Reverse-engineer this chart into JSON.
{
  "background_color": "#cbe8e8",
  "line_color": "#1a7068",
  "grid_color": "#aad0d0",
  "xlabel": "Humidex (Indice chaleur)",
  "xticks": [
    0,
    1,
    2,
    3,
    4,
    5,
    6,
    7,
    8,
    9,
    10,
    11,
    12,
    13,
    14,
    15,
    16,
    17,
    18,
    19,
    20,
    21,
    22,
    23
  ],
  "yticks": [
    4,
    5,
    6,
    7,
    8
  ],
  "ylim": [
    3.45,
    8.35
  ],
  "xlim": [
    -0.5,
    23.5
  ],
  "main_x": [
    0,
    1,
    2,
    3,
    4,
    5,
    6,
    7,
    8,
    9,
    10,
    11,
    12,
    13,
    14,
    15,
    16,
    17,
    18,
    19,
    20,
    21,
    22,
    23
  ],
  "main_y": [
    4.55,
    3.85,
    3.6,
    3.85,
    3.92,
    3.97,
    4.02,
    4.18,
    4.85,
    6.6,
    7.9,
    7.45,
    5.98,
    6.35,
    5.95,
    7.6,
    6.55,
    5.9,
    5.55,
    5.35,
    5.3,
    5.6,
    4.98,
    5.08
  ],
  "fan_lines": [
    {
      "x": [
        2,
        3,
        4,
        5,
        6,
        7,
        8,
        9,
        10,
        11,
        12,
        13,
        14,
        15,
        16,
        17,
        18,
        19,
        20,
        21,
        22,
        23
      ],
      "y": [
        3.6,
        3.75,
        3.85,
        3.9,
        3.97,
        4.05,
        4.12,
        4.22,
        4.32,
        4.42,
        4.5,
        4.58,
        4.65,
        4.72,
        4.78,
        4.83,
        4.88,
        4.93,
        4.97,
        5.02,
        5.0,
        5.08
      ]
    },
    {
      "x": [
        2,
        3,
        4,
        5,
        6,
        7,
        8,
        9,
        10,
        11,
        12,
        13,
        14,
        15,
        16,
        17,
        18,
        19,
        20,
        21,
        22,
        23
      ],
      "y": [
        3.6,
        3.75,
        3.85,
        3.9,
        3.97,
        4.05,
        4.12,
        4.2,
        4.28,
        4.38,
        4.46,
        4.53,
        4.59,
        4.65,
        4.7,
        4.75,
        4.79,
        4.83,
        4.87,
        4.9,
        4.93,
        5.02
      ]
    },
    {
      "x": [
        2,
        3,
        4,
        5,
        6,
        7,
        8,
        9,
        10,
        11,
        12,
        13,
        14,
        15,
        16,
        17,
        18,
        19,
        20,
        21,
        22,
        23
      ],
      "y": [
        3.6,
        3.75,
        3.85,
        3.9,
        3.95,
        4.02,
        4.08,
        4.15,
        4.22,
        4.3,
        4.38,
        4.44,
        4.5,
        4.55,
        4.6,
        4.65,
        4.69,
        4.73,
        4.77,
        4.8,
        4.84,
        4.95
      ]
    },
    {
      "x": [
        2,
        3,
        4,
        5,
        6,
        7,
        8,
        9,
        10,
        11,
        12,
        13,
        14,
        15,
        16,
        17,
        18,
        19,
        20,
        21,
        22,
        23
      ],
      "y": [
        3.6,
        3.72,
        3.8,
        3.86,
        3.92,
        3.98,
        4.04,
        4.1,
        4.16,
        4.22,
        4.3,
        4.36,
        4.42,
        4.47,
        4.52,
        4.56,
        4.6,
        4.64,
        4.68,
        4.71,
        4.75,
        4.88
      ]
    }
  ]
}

> Given exercise:
Reproduce the complete set of lines precisely as supplied.

> Result for this task:
Reverse-engineer this chart into JSON.
{
  "background_color": "#cbe8e8",
  "line_color": "#1a7068",
  "grid_color": "#aad0d0",
  "xlabel": "Humidex (Indice chaleur)",
  "xticks": [
    0,
    1,
    2,
    3,
    4,
    5,
    6,
    7,
    8,
    9,
    10,
    11,
    12,
    13,
    14,
    15,
    16,
    17,
    18,
    19,
    20,
    21,
    22,
    23
  ],
  "yticks": [
    4,
    5,
    6,
    7,
    8
  ],
  "ylim": [
    3.45,
    8.35
  ],
  "xlim": [
    -0.5,
    23.5
  ],
  "main_x": [
    0,
    1,
    2,
    3,
    4,
    5,
    6,
    7,
    8,
    9,
    10,
    11,
    12,
    13,
    14,
    15,
    16,
    17,
    18,
    19,
    20,
    21,
    22,
    23
  ],
  "main_y": [
    4.55,
    3.85,
    3.6,
    3.85,
    3.92,
    3.97,
    4.02,
    4.18,
    4.85,
    6.6,
    7.9,
    7.45,
    5.98,
    6.35,
    5.95,
    7.6,
    6.55,
    5.9,
    5.55,
    5.35,
    5.3,
    5.6,
    4.98,
    5.08
  ],
  "fan_lines": [
    {
      "x": [
        2,
        3,
        4,
        5,
        6,
        7,
        8,
        9,
        10,
        11,
        12,
        13,
        14,
        15,
        16,
        17,
        18,
        19,
        20,
        21,
        22,
        23
      ],
      "y": [
        3.6,
        3.75,
        3.85,
        3.9,
        3.97,
        4.05,
        4.12,
        4.22,
        4.32,
        4.42,
        4.5,
        4.58,
        4.65,
        4.72,
        4.78,
        4.83,
        4.88,
        4.93,
        4.97,
        5.02,
        5.0,
        5.08
      ]
    },
    {
      "x": [
        2,
        3,
        4,
        5,
        6,
        7,
        8,
        9,
        10,
        11,
        12,
        13,
        14,
        15,
        16,
        17,
        18,
        19,
        20,
        21,
        22,
        23
      ],
      "y": [
        3.6,
        3.75,
        3.85,
        3.9,
        3.97,
        4.05,
        4.12,
        4.2,
        4.28,
        4.38,
        4.46,
        4.53,
        4.59,
        4.65,
        4.7,
        4.75,
        4.79,
        4.83,
        4.87,
        4.9,
        4.93,
        5.02
      ]
    },
    {
      "x": [
        2,
        3,
        4,
        5,
        6,
        7,
        8,
        9,
        10,
        11,
        12,
        13,
        14,
        15,
        16,
        17,
        18,
        19,
        20,
        21,
        22,
        23
      ],
      "y": [
        3.6,
        3.75,
        3.85,
        3.9,
        3.95,
        4.02,
        4.08,
        4.15,
        4.22,
        4.3,
        4.38,
        4.44,
        4.5,
        4.55,
        4.6,
        4.65,
        4.69,
        4.73,
        4.77,
        4.8,
        4.84,
        4.95
      ]
    },
    {
      "x": [
        2,
        3,
        4,
        5,
        6,
        7,
        8,
        9,
        10,
        11,
        12,
        13,
        14,
        15,
        16,
        17,
        18,
        19,
        20,
        21,
        22,
        23
      ],
      "y": [
        3.6,
        3.72,
        3.8,
        3.86,
        3.92,
        3.98,
        4.04,
        4.1,
        4.16,
        4.22,
        4.3,
        4.36,
        4.42,
        4.47,
        4.52,
        4.56,
        4.6,
        4.64,
        4.68,
        4.71,
        4.75,
        4.88
      ]
    }
  ]
}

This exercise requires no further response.